--- Start Task input ---
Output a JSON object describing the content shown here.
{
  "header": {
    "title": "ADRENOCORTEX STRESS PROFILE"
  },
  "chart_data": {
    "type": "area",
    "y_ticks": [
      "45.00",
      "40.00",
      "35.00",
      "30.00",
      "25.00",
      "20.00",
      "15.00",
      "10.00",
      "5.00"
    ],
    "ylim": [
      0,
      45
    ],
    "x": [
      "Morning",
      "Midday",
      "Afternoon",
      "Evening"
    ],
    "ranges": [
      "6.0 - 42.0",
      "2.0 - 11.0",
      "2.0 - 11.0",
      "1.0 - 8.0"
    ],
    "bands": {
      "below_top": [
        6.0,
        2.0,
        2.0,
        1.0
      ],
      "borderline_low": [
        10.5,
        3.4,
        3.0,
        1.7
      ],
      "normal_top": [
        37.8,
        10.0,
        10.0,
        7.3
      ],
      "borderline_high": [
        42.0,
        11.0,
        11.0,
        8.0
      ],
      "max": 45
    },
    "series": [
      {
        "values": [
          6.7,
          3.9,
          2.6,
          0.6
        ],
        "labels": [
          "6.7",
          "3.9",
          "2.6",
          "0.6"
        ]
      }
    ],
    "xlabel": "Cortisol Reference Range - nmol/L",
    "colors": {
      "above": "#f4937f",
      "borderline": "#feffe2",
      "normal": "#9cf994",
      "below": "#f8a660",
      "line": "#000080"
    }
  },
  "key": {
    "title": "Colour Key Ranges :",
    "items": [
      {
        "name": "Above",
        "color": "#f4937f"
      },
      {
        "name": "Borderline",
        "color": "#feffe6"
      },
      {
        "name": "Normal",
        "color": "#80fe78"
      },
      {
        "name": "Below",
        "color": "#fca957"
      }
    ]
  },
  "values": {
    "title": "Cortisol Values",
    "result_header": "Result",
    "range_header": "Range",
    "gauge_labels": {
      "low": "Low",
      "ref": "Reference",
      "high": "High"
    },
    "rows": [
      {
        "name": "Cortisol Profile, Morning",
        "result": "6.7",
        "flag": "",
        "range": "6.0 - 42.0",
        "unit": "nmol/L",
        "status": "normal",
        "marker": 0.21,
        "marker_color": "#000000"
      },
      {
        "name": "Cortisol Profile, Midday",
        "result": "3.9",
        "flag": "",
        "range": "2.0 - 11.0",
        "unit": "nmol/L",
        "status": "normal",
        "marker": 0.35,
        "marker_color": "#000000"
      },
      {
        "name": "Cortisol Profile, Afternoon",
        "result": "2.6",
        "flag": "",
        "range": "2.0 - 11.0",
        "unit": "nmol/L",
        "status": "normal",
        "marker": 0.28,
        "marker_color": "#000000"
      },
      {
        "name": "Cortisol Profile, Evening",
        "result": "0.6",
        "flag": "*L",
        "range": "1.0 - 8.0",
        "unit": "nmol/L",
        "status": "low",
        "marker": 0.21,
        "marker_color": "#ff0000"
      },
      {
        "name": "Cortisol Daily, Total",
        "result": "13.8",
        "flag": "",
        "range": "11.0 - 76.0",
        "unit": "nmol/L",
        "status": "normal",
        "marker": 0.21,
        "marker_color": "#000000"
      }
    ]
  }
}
--- End Task input ---
◆ What is needed: Repeat every line of the data, exactly and in full.

◆ Solution to the problem:
Output a JSON object describing the content shown here.
{
  "header": {
    "title": "ADRENOCORTEX STRESS PROFILE"
  },
  "chart_data": {
    "type": "area",
    "y_ticks": [
      "45.00",
      "40.00",
      "35.00",
      "30.00",
      "25.00",
      "20.00",
      "15.00",
      "10.00",
      "5.00"
    ],
    "ylim": [
      0,
      45
    ],
    "x": [
      "Morning",
      "Midday",
      "Afternoon",
      "Evening"
    ],
    "ranges": [
      "6.0 - 42.0",
      "2.0 - 11.0",
      "2.0 - 11.0",
      "1.0 - 8.0"
    ],
    "bands": {
      "below_top": [
        6.0,
        2.0,
        2.0,
        1.0
      ],
      "borderline_low": [
        10.5,
        3.4,
        3.0,
        1.7
      ],
      "normal_top": [
        37.8,
        10.0,
        10.0,
        7.3
      ],
      "borderline_high": [
        42.0,
        11.0,
        11.0,
        8.0
      ],
      "max": 45
    },
    "series": [
      {
        "values": [
          6.7,
          3.9,
          2.6,
          0.6
        ],
        "labels": [
          "6.7",
          "3.9",
          "2.6",
          "0.6"
        ]
      }
    ],
    "xlabel": "Cortisol Reference Range - nmol/L",
    "colors": {
      "above": "#f4937f",
      "borderline": "#feffe2",
      "normal": "#9cf994",
      "below": "#f8a660",
      "line": "#000080"
    }
  },
  "key": {
    "title": "Colour Key Ranges :",
    "items": [
      {
        "name": "Above",
        "color": "#f4937f"
      },
      {
        "name": "Borderline",
        "color": "#feffe6"
      },
      {
        "name": "Normal",
        "color": "#80fe78"
      },
      {
        "name": "Below",
        "color": "#fca957"
      }
    ]
  },
  "values": {
    "title": "Cortisol Values",
    "result_header": "Result",
    "range_header": "Range",
    "gauge_labels": {
      "low": "Low",
      "ref": "Reference",
      "high": "High"
    },
    "rows": [
      {
        "name": "Cortisol Profile, Morning",
        "result": "6.7",
        "flag": "",
        "range": "6.0 - 42.0",
        "unit": "nmol/L",
        "status": "normal",
        "marker": 0.21,
        "marker_color": "#000000"
      },
      {
        "name": "Cortisol Profile, Midday",
        "result": "3.9",
        "flag": "",
        "range": "2.0 - 11.0",
        "unit": "nmol/L",
        "status": "normal",
        "marker": 0.35,
        "marker_color": "#000000"
      },
      {
        "name": "Cortisol Profile, Afternoon",
        "result": "2.6",
        "flag": "",
        "range": "2.0 - 11.0",
        "unit": "nmol/L",
        "status": "normal",
        "marker": 0.28,
        "marker_color": "#000000"
      },
      {
        "name": "Cortisol Profile, Evening",
        "result": "0.6",
        "flag": "*L",
        "range": "1.0 - 8.0",
        "unit": "nmol/L",
        "status": "low",
        "marker": 0.21,
        "marker_color": "#ff0000"
      },
      {
        "name": "Cortisol Daily, Total",
        "result": "13.8",
        "flag": "",
        "range": "11.0 - 76.0",
        "unit": "nmol/L",
        "status": "normal",
        "marker": 0.21,
        "marker_color": "#000000"
      }
    ]
  }
}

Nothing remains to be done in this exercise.